[start DATA IN THIS EXERCISE]

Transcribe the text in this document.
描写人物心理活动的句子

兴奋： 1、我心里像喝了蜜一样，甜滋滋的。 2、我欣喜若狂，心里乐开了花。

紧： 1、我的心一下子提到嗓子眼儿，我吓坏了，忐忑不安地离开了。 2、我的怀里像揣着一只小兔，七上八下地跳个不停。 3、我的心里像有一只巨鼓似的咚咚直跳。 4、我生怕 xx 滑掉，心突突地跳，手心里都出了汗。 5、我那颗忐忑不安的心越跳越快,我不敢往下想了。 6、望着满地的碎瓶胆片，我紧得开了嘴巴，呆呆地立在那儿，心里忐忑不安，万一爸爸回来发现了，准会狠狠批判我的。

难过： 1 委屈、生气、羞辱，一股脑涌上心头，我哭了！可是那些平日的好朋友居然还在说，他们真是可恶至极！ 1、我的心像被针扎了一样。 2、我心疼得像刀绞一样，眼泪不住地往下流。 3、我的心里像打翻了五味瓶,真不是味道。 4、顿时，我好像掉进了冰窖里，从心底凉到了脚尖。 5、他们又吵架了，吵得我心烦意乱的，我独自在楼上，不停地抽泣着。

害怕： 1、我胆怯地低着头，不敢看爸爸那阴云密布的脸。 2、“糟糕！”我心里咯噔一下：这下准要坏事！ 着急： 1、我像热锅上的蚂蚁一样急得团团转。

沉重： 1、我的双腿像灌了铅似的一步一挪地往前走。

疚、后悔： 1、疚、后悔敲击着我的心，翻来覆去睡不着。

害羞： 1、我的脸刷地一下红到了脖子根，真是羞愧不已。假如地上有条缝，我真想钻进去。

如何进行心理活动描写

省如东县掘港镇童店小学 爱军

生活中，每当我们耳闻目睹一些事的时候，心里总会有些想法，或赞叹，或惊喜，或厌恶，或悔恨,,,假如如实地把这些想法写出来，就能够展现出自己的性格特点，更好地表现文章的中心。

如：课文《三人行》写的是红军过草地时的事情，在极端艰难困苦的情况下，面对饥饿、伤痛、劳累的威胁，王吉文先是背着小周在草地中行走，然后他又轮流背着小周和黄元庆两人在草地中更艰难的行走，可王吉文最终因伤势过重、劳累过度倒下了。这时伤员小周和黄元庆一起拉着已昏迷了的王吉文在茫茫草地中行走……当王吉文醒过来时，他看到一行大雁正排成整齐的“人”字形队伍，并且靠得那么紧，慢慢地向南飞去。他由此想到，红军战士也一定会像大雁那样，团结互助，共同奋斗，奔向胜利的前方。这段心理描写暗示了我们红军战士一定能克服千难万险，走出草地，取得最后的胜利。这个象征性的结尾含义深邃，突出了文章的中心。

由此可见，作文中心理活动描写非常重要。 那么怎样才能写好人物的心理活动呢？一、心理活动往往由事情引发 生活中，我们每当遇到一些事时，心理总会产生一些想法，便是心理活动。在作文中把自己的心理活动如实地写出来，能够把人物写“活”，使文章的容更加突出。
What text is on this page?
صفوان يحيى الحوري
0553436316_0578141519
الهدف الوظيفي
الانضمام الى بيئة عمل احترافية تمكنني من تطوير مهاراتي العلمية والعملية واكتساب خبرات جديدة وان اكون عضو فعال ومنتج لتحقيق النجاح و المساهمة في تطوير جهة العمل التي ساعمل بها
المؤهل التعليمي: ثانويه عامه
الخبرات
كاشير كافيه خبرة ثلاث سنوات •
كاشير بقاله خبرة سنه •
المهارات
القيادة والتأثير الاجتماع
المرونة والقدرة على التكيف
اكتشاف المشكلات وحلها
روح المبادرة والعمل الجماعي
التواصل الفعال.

[end DATA IN THIS EXERCISE]
[start DATA IN THIS EXERCISE]

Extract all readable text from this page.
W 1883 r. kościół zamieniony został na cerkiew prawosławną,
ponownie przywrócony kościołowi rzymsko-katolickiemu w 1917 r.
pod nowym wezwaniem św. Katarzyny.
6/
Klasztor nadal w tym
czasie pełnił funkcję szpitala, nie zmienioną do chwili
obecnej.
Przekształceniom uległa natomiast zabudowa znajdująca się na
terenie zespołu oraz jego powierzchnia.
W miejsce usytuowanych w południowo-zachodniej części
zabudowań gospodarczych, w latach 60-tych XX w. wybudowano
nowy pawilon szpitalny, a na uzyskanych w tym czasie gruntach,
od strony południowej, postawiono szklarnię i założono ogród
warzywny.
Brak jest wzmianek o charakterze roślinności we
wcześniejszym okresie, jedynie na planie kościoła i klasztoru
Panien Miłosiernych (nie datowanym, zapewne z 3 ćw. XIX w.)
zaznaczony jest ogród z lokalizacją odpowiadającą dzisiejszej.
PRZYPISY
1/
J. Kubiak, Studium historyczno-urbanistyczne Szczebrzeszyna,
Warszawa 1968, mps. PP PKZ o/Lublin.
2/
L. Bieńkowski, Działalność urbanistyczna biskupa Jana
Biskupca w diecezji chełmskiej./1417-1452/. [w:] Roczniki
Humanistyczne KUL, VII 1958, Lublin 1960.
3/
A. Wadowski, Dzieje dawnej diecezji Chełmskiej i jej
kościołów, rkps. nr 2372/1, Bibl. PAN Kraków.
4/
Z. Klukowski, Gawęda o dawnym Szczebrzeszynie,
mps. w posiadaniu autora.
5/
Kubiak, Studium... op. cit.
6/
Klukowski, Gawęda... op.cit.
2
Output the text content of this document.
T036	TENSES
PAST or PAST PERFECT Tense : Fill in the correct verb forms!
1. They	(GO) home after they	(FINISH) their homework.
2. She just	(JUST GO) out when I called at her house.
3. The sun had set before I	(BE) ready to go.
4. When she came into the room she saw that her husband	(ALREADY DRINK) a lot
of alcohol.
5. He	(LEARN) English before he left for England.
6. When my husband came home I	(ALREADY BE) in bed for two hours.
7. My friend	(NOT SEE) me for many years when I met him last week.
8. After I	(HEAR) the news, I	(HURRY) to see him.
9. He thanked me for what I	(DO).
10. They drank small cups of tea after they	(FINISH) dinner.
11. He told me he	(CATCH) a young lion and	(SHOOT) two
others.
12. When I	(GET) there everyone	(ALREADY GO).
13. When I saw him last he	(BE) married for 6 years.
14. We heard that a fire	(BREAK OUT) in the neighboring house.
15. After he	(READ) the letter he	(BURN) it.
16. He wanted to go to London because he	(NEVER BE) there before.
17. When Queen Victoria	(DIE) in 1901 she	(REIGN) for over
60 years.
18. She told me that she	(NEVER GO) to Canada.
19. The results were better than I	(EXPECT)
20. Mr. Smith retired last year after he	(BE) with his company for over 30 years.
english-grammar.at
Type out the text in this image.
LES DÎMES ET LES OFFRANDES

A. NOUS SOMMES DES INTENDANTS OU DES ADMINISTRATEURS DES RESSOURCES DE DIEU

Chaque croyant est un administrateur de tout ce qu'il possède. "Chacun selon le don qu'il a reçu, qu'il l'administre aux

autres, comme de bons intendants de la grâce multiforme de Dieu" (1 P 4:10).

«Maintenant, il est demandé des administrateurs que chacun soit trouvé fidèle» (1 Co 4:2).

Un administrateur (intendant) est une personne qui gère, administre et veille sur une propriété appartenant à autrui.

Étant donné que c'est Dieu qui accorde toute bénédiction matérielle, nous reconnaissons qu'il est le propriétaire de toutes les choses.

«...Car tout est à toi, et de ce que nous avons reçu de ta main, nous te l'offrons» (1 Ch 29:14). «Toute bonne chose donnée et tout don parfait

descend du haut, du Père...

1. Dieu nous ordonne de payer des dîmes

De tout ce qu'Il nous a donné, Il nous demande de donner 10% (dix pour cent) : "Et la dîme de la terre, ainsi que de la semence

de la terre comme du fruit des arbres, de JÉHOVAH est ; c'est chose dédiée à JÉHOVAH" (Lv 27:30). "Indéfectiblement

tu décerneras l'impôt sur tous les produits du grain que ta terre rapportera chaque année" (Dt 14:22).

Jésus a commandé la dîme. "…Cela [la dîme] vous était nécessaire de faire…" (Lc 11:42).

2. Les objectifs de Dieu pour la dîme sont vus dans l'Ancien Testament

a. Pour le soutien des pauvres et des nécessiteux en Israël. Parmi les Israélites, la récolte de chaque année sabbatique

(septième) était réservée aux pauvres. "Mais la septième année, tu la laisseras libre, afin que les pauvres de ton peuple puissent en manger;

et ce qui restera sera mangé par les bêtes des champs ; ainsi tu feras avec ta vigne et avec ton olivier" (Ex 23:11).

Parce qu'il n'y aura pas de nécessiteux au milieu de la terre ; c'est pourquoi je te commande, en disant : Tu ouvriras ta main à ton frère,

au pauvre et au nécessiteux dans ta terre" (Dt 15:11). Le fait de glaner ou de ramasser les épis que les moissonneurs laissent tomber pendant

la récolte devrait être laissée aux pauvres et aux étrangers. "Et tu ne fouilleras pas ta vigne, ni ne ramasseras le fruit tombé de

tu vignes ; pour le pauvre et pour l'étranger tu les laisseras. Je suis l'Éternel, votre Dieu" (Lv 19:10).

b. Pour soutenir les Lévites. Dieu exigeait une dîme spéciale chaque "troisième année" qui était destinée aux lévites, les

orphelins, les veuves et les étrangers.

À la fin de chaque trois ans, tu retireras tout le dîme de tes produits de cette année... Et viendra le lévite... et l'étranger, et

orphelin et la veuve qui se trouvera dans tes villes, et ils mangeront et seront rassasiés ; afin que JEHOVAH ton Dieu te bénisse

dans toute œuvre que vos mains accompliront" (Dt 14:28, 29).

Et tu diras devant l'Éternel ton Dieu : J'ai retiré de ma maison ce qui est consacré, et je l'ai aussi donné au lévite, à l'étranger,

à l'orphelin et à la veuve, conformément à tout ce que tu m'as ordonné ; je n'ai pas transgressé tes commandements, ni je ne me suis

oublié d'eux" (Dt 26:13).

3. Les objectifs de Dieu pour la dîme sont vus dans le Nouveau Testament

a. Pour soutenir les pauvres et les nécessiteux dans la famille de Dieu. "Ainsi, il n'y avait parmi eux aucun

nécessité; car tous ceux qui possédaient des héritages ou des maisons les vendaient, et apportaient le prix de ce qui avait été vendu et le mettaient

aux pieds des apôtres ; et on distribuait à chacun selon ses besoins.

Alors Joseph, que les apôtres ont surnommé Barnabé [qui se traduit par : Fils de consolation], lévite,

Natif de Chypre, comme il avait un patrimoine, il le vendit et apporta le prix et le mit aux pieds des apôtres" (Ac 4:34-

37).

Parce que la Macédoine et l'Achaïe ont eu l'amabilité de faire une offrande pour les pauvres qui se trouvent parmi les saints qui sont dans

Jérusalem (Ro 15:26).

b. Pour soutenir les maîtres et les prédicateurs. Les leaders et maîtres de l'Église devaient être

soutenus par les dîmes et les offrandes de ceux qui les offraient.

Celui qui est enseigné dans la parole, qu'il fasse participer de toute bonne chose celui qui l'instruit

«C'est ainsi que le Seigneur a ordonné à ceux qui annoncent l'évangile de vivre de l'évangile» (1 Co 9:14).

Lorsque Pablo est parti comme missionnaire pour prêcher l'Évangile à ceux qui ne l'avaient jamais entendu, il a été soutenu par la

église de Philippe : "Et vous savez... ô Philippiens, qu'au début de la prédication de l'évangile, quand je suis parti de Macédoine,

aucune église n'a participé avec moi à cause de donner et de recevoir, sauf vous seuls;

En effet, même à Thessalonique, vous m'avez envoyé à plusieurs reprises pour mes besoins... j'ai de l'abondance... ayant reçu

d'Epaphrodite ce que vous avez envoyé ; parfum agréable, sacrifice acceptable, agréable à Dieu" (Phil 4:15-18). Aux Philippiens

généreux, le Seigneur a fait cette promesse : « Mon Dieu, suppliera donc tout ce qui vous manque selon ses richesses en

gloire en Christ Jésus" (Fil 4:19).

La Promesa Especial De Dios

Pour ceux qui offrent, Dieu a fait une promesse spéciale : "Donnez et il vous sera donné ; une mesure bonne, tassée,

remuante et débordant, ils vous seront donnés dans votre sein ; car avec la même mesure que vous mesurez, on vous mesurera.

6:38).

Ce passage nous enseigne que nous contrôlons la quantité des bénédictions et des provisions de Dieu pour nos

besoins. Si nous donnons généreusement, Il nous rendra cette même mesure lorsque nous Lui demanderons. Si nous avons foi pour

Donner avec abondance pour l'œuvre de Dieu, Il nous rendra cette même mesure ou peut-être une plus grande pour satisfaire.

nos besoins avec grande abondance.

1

[end DATA IN THIS EXERCISE]
[start DATA IN THIS EXERCISE]

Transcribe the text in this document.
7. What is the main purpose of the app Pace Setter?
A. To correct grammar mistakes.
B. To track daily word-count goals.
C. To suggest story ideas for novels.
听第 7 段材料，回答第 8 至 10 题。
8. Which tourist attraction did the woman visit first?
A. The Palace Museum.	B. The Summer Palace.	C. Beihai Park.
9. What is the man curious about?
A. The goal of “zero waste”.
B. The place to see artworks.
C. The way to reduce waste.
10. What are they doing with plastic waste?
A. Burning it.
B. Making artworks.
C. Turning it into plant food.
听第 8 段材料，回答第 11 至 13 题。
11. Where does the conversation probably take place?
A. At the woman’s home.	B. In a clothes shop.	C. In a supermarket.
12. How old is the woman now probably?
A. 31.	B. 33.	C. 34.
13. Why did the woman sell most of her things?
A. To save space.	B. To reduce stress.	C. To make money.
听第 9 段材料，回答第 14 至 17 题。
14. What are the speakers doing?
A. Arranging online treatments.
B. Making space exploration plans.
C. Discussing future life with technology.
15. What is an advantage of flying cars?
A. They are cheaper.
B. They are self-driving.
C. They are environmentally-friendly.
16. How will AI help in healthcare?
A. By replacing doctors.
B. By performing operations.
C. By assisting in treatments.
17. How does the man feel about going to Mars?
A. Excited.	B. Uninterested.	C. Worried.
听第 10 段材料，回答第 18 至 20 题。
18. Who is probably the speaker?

[end DATA IN THIS EXERCISE]

### TASK
Check every line of the material for the string "ALREADY" and give the number of lines that have it, without anything else.

### ANSWER TO THE EXERCISE
3